Passage given:
○ ○ ○ ○ ○

TERMS AND CONDITIONS OF SALE
Rocky Mountain Motion Control Ltd.
(Version: April 2026)
1. ACCEPTANCE & INCORPORATION
All sales are expressly conditioned upon Buyer’s acceptance of these General Terms and Conditions of Sale (“Terms”). These Terms form part of every quote, order confirmation, invoice, and sale issued by Rocky Mountain Motion Control Ltd. (“RMMC”), including sales to both businesses and consumers.
Buyer’s acceptance is deemed to occur upon issuance of a purchase order, written confirmation, acceptance of delivery, or payment, whichever occurs first.
The version of the Terms in force as of the applicable order or invoice date shall govern the transaction.
2. SCOPE OF SERVICES
RMMC provides product sales and optional labour and assembly services. Unless expressly agreed in writing in a separate document, RMMC does not provide engineering validation, structural analysis, load calculations, or professional engineering services.
3. CUSTOMER RESPONSIBILITIES
Customer is responsible for: (a) determining the suitability of products for their intended application;
(b) ensuring compliance with applicable codes, standards, and regulations;
(c) proper installation, anchoring, integration, and maintenance; and
(d) safe operation and training of personnel.
4. RMMC LABOUR & ASSEMBLY SERVICES
If RMMC provides assembly, cutting, machining, or other labour services (“Labour Services”), such services will be performed in a professional and workmanlike manner.
RMMC warrants Labour Services against defects in workmanship only for ninety (90) days from delivery.
This warranty does not cover shipping damage, improper installation, misuse, modification, unsuitable application, or issues arising from third‑party manufactured components.
5. MANUFACTURED COMPONENTS
All manufactured components are supplied by third‑party manufacturers and are subject solely to the warranties provided by those manufacturers.
RMMC passes through manufacturer warranties where applicable but does not extend, enhance, or replace such warranties. RMMC’s responsibility is limited to assisting with applicable warranty claims.
6. DELIVERY & RISK OF LOSS
Delivery terms are FOB shipping point unless otherwise agreed in writing. Risk of loss or damage transfers to Customer upon delivery of the goods to the carrier.
Delivery dates are estimates only and subject to availability, supplier schedules, transportation conditions, and events beyond RMMC’s reasonable control.
7. TITLE TO GOODS (RETENTION OF TITLE)
Title to all goods supplied by RMMC remains with RMMC until payment in full has been received, notwithstanding delivery and the transfer of risk of loss.

○ ○ ○ ○ ○

Data supplied:

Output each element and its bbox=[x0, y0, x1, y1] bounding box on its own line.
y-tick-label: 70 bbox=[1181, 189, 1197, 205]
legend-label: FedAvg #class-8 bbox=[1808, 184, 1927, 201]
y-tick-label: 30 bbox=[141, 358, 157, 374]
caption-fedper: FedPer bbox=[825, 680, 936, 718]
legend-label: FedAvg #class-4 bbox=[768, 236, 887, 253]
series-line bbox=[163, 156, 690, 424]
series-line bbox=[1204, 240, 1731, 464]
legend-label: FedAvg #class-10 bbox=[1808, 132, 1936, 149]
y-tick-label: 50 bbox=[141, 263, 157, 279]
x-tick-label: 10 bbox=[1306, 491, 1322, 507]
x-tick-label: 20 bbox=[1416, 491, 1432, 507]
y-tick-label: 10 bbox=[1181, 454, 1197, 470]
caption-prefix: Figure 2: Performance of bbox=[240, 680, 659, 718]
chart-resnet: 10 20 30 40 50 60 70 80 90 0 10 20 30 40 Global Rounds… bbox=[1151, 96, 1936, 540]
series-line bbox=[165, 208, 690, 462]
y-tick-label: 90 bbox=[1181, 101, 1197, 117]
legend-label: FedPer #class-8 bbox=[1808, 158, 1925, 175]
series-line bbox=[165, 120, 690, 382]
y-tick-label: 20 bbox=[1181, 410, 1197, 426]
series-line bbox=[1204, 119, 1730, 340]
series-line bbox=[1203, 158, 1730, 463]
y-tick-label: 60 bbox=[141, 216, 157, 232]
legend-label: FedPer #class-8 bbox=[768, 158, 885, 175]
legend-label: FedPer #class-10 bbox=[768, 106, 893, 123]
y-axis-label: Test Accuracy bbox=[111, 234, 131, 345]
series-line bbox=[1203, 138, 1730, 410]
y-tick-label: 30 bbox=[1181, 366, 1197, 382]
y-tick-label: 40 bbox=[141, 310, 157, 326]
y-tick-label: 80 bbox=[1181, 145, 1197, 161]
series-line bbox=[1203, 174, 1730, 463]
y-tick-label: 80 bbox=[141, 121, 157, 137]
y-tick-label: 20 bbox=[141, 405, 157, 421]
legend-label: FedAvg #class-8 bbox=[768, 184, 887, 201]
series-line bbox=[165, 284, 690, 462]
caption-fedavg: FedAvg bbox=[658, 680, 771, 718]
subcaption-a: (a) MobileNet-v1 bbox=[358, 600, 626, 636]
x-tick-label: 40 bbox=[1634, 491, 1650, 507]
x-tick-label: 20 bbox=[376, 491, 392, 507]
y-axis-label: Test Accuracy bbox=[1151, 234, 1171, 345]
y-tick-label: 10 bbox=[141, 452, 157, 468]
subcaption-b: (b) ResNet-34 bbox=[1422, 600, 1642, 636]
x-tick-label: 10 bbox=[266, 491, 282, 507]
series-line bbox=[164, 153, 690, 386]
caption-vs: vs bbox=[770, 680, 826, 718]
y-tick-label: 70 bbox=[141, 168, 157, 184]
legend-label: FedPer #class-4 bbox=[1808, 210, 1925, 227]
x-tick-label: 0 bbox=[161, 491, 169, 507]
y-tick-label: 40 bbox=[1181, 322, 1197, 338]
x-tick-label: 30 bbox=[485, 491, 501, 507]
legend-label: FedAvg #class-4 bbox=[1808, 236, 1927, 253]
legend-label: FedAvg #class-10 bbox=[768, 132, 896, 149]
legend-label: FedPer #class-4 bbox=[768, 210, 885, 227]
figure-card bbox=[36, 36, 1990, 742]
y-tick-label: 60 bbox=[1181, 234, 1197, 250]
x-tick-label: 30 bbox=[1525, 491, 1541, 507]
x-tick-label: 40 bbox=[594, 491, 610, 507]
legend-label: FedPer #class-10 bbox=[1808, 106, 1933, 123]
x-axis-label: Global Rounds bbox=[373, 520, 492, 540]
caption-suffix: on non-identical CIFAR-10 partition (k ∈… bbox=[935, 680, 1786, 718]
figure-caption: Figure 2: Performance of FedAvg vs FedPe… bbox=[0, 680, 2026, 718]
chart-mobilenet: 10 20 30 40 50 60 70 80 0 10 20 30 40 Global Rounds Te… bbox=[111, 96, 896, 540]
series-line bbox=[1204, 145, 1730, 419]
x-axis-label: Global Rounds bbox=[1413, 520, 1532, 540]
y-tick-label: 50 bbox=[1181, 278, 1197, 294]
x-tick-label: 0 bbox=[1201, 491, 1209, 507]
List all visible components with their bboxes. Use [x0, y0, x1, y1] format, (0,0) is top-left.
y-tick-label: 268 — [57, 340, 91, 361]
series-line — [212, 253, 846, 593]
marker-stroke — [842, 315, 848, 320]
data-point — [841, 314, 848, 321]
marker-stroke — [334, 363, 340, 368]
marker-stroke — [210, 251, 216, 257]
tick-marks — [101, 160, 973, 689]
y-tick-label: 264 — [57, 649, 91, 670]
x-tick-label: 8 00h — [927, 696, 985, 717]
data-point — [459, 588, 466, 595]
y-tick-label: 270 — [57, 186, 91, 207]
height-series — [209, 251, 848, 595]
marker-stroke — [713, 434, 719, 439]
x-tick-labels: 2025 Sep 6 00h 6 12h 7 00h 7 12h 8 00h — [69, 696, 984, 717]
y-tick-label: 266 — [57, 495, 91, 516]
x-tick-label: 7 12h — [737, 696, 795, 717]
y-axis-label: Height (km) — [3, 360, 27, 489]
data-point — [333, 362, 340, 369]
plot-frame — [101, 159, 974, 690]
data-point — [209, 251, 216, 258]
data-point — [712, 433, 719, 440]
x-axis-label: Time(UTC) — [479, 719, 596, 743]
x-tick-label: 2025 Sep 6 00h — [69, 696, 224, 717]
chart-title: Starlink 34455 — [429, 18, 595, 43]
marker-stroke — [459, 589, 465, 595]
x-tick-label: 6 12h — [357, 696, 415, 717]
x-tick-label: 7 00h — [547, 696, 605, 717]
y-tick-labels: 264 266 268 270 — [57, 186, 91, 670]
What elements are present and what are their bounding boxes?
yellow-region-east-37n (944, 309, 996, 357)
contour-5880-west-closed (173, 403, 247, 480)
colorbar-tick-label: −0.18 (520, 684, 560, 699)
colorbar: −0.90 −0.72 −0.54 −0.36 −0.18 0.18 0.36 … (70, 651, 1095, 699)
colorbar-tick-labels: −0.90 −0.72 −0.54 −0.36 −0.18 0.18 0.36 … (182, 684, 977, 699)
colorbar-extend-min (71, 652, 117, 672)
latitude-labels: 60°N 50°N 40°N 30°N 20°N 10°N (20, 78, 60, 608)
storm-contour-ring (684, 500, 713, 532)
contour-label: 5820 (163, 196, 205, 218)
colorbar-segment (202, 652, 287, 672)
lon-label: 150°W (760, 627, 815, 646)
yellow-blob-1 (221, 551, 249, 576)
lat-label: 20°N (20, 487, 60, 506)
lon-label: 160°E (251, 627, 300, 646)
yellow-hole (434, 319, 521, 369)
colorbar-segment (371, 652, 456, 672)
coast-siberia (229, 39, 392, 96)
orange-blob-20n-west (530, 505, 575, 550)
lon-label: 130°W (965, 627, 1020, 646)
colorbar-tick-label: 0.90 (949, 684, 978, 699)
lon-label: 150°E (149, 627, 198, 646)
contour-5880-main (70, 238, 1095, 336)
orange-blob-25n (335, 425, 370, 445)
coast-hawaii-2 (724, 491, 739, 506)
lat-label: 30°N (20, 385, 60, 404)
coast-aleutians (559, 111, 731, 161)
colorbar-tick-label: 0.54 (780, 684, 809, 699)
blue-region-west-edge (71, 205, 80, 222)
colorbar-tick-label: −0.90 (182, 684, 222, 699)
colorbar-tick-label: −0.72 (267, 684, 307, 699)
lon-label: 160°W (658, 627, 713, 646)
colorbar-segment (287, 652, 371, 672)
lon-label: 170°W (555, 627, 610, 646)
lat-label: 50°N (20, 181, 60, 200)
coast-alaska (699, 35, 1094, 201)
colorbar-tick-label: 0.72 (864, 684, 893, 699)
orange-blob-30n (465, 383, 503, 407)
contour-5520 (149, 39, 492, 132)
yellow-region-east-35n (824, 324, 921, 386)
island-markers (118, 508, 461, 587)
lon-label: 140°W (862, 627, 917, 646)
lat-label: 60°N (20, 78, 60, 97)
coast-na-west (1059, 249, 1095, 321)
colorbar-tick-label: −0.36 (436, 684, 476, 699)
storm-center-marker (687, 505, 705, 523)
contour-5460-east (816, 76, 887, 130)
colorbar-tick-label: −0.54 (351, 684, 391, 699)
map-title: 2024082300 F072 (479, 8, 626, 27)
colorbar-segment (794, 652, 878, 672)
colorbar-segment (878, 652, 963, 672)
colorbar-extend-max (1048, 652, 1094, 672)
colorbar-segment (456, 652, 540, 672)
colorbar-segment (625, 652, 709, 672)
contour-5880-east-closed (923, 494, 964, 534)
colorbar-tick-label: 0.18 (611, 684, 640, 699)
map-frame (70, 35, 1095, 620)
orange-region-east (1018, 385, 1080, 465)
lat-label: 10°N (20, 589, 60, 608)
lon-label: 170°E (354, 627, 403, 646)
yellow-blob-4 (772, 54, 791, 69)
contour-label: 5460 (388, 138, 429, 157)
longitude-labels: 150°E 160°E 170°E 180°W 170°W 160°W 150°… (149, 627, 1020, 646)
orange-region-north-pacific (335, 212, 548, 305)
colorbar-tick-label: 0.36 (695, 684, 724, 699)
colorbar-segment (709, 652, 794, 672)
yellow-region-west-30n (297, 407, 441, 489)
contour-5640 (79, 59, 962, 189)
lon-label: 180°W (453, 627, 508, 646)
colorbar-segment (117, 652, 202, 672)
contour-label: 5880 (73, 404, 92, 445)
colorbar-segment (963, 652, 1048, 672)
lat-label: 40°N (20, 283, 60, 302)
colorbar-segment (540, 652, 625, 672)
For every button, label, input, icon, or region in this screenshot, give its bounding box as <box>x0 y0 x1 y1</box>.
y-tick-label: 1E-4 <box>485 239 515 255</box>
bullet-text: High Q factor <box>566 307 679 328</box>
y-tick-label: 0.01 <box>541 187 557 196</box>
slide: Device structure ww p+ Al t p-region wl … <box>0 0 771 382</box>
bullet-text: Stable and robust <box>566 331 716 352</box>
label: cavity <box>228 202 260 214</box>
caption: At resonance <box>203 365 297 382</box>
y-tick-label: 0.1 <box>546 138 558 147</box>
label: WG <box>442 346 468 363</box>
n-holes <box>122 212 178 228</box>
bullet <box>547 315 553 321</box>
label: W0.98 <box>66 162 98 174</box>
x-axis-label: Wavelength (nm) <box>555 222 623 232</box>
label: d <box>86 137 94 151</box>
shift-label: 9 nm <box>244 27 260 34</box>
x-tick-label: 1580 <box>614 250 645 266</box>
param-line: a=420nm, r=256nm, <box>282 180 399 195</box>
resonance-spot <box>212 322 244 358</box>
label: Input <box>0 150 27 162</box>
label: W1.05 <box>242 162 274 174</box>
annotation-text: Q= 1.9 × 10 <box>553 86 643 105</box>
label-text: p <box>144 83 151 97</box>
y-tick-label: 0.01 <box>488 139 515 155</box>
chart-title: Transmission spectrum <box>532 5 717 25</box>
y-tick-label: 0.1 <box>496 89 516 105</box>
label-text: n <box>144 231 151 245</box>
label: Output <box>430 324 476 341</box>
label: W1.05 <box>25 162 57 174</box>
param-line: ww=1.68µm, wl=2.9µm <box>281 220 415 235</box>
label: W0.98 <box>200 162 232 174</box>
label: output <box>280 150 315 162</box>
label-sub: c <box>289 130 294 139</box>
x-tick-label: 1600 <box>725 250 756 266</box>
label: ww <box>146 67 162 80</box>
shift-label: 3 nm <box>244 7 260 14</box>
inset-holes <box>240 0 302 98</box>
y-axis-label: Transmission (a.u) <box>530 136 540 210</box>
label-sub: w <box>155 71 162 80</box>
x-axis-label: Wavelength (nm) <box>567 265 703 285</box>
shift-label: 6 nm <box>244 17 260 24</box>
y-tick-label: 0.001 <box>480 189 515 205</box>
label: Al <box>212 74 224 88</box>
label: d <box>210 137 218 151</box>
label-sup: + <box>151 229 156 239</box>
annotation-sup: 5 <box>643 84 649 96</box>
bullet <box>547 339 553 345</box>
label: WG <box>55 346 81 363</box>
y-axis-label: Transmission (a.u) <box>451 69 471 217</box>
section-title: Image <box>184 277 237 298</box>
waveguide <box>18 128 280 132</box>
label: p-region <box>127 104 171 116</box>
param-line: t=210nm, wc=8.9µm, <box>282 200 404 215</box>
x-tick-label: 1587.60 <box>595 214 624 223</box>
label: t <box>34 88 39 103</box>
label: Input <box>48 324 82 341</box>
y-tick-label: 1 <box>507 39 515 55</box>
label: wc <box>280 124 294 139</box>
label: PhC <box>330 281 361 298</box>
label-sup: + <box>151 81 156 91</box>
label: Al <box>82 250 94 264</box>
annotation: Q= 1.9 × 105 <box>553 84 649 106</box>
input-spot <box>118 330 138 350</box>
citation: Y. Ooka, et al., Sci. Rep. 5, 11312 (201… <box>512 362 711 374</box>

○ ○ ○ ○ ○

Work instructions:
- A) According to the terms and conditions of sale, for how long does RMMC warrant Labour Services against defects in workmanship?
- B) In the records, take everything from the first line down to the line containing "y-tick-label: 90 bbox=[1181, 101, 1197, 117]", and rewrite it with "series-line" changed to "data-line" throughout, leaving the rest as it is.

Answers per task:
- A) Ninety (90) days from delivery.

- B)
Output each element and its bbox=[x0, y0, x1, y1] bounding box on its own line.
y-tick-label: 70 bbox=[1181, 189, 1197, 205]
legend-label: FedAvg #class-8 bbox=[1808, 184, 1927, 201]
y-tick-label: 30 bbox=[141, 358, 157, 374]
caption-fedper: FedPer bbox=[825, 680, 936, 718]
legend-label: FedAvg #class-4 bbox=[768, 236, 887, 253]
data-line bbox=[163, 156, 690, 424]
data-line bbox=[1204, 240, 1731, 464]
legend-label: FedAvg #class-10 bbox=[1808, 132, 1936, 149]
y-tick-label: 50 bbox=[141, 263, 157, 279]
x-tick-label: 10 bbox=[1306, 491, 1322, 507]
x-tick-label: 20 bbox=[1416, 491, 1432, 507]
y-tick-label: 10 bbox=[1181, 454, 1197, 470]
caption-prefix: Figure 2: Performance of bbox=[240, 680, 659, 718]
chart-resnet: 10 20 30 40 50 60 70 80 90 0 10 20 30 40 Global Rounds… bbox=[1151, 96, 1936, 540]
data-line bbox=[165, 208, 690, 462]
y-tick-label: 90 bbox=[1181, 101, 1197, 117]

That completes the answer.